━━ Data records ━━

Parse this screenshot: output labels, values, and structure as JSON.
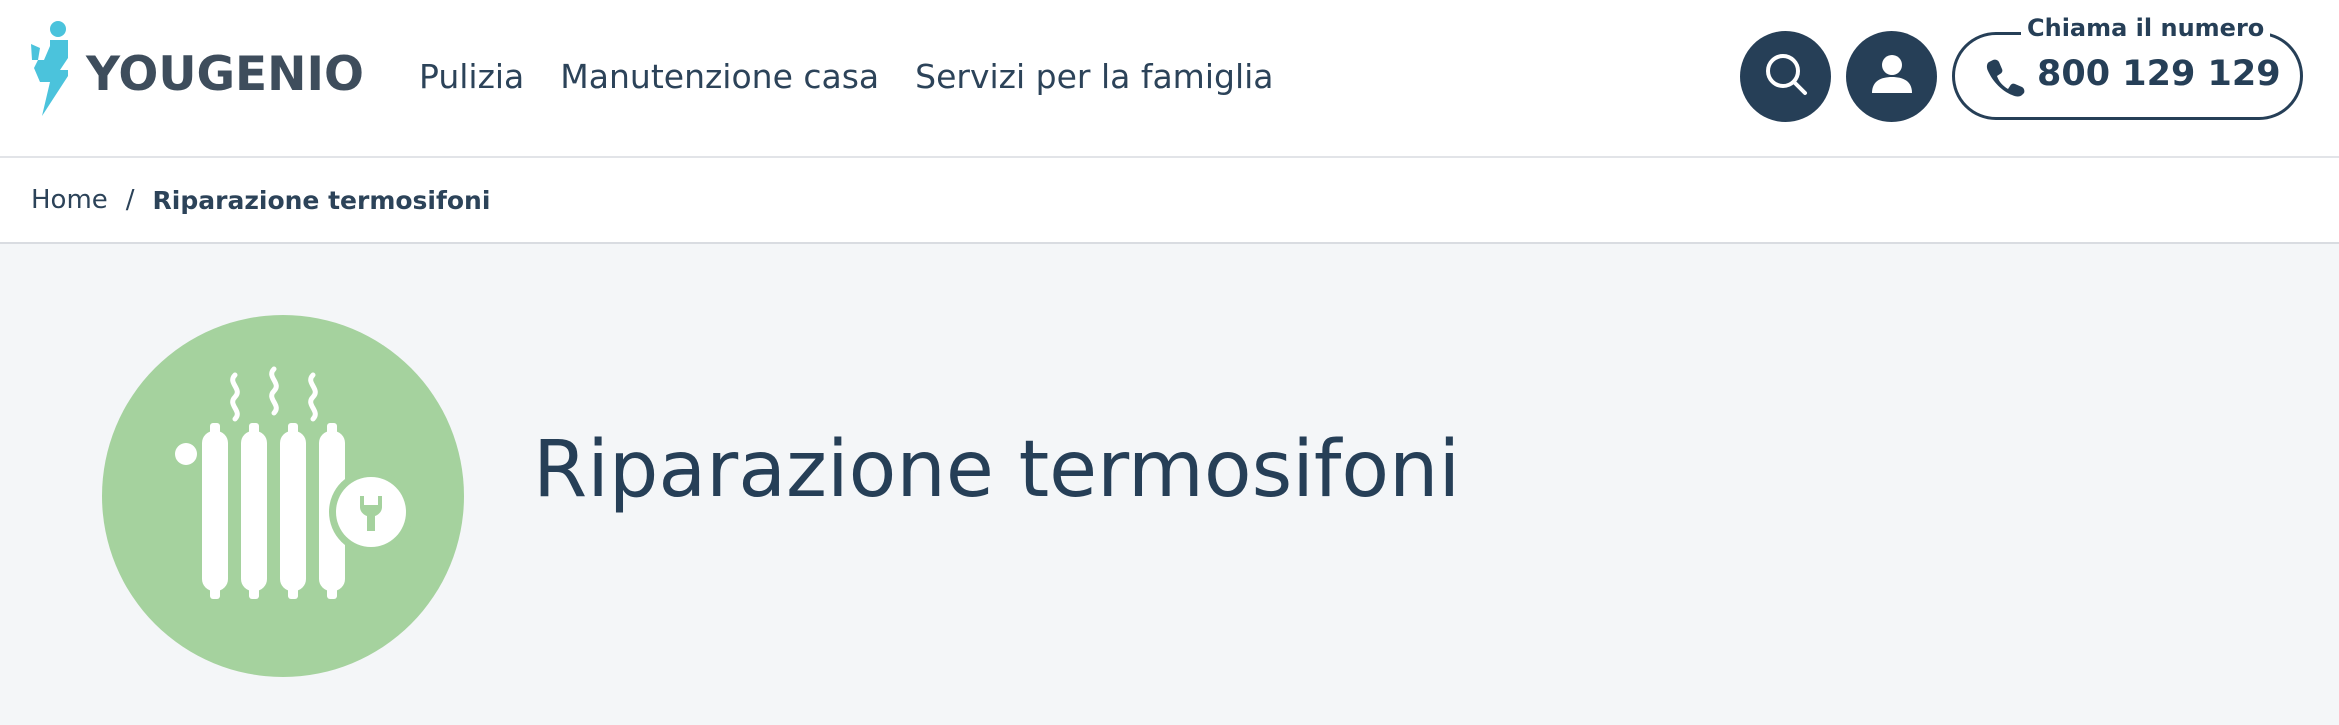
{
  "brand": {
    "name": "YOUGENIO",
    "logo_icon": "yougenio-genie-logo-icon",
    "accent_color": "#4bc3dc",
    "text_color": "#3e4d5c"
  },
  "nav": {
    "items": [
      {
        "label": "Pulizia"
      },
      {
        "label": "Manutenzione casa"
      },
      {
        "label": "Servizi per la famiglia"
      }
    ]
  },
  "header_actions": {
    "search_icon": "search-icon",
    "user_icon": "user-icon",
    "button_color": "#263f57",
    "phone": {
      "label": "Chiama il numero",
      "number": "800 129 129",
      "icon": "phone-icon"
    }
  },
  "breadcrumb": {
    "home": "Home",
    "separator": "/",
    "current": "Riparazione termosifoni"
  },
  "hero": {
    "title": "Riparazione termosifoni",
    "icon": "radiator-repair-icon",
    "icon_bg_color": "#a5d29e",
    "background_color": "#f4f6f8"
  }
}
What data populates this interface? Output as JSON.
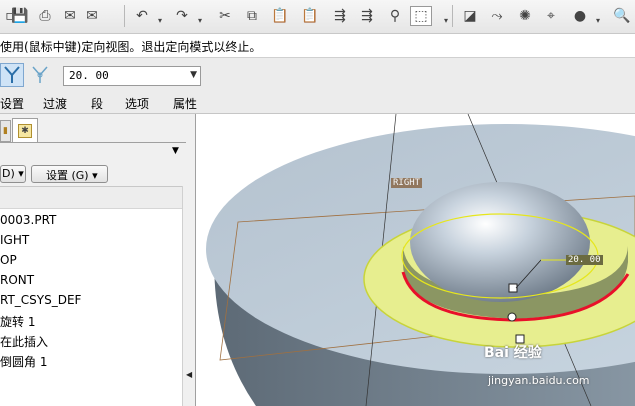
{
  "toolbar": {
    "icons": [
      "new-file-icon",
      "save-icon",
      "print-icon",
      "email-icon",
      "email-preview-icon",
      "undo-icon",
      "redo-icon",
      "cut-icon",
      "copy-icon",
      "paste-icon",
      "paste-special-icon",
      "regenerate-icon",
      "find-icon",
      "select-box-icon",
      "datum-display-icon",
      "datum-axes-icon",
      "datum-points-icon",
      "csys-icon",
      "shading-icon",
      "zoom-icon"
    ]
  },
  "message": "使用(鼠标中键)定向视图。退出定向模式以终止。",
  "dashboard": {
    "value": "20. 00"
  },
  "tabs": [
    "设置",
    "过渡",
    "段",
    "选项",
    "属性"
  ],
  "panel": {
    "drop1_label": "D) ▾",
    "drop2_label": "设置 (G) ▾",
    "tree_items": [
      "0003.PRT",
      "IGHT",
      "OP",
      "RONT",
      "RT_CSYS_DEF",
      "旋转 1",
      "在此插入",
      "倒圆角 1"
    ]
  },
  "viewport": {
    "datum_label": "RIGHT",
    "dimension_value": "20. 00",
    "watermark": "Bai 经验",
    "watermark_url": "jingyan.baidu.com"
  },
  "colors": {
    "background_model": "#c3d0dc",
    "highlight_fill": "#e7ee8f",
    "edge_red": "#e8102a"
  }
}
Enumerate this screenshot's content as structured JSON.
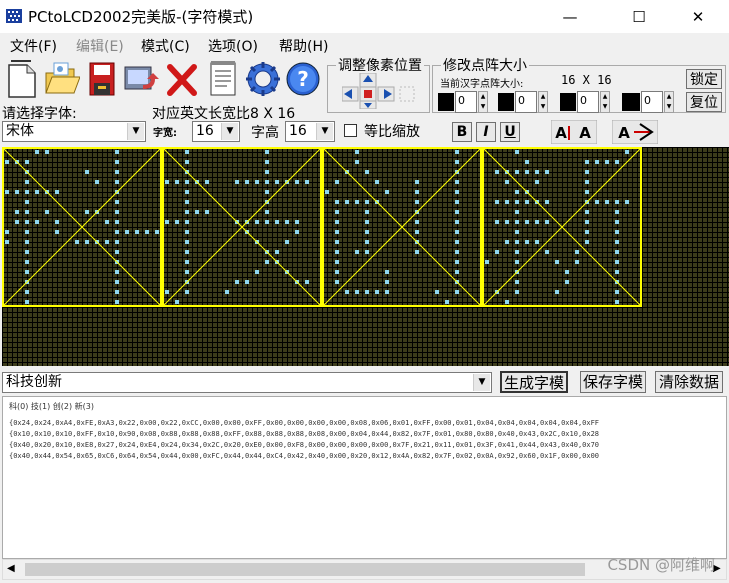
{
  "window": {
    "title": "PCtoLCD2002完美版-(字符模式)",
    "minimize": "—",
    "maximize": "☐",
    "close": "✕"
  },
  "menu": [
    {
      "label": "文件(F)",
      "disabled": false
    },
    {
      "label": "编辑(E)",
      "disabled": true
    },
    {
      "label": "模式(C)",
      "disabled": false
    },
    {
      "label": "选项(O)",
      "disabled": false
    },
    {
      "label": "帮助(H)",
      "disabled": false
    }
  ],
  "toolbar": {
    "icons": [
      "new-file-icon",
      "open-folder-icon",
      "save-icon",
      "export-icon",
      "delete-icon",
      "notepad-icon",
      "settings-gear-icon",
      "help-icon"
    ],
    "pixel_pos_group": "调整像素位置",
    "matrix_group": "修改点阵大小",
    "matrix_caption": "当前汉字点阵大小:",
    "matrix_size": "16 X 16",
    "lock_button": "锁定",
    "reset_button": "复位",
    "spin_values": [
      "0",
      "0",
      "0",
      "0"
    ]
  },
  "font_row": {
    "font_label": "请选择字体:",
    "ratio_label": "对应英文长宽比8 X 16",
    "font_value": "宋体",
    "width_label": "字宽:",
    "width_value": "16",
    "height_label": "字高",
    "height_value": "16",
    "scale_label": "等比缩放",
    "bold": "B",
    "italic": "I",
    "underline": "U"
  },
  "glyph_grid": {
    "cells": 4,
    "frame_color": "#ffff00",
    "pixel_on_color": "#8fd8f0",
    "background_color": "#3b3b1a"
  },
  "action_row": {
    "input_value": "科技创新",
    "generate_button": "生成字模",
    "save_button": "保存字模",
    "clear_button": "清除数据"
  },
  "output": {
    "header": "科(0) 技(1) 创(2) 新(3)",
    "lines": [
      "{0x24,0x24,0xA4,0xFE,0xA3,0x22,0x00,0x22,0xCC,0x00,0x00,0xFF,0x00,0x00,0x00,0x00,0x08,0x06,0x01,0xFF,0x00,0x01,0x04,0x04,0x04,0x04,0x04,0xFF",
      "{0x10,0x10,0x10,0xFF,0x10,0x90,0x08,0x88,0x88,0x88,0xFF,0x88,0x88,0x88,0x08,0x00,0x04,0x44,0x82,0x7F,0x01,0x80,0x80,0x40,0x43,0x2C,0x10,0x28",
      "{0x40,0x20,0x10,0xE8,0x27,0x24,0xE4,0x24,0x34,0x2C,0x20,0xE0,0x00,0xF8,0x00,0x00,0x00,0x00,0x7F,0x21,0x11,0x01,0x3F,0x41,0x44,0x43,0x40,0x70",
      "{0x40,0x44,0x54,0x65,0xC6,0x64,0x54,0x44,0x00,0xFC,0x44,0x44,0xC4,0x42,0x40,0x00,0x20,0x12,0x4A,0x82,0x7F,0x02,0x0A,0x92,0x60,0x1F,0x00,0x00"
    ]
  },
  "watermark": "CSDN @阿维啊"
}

━━━

:: Work to complete ::
Only a number is wanted: how many lines of the material above hold "title"?

:: Right answer ::
2